- YOUR GOAL
Determine the number of lines holding the word "expiry"; answer with that number only.

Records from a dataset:
begin

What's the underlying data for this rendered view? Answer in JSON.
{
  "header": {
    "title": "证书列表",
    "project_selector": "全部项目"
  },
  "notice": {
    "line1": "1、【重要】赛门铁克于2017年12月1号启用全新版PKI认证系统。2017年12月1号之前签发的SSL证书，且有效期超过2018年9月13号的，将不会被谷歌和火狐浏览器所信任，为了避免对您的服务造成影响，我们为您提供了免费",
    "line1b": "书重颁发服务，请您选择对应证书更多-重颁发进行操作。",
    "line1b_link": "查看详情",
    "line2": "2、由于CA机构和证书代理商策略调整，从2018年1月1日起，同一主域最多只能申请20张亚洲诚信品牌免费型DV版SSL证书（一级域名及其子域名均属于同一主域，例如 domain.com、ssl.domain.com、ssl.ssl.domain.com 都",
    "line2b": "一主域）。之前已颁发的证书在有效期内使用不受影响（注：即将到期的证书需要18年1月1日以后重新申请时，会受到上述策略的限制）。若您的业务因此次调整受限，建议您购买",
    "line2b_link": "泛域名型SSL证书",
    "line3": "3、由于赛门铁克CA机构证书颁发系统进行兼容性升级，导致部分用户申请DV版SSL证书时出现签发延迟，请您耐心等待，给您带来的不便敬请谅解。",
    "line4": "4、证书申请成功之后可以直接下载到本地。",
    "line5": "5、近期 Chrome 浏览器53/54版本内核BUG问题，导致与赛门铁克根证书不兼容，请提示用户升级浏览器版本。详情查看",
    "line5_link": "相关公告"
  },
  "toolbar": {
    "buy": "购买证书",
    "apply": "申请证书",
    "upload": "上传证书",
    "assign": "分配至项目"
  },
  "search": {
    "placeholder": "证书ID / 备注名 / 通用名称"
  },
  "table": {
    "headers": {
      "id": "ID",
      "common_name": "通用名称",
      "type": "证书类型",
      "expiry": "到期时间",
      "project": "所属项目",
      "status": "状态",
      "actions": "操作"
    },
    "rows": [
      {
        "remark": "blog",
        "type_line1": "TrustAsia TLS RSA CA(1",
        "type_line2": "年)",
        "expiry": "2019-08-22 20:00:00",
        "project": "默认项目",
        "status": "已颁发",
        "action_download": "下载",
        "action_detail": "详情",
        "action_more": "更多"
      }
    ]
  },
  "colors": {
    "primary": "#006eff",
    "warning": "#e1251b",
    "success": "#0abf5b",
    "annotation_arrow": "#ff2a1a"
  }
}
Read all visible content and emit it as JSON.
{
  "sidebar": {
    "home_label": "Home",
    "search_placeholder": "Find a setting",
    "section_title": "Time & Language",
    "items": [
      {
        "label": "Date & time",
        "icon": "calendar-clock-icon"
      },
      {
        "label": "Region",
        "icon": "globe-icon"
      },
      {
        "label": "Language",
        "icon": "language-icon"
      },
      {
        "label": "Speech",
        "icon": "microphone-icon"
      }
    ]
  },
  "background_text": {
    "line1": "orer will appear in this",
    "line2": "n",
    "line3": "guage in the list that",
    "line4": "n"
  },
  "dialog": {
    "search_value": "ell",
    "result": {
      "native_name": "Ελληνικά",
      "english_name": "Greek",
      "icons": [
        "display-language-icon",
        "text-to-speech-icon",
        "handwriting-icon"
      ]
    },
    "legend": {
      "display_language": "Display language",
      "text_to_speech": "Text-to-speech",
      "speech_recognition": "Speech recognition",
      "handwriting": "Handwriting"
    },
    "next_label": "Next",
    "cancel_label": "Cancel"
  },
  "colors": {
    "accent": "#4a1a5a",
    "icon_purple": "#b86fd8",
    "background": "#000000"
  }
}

end

- FINISHED TASK
2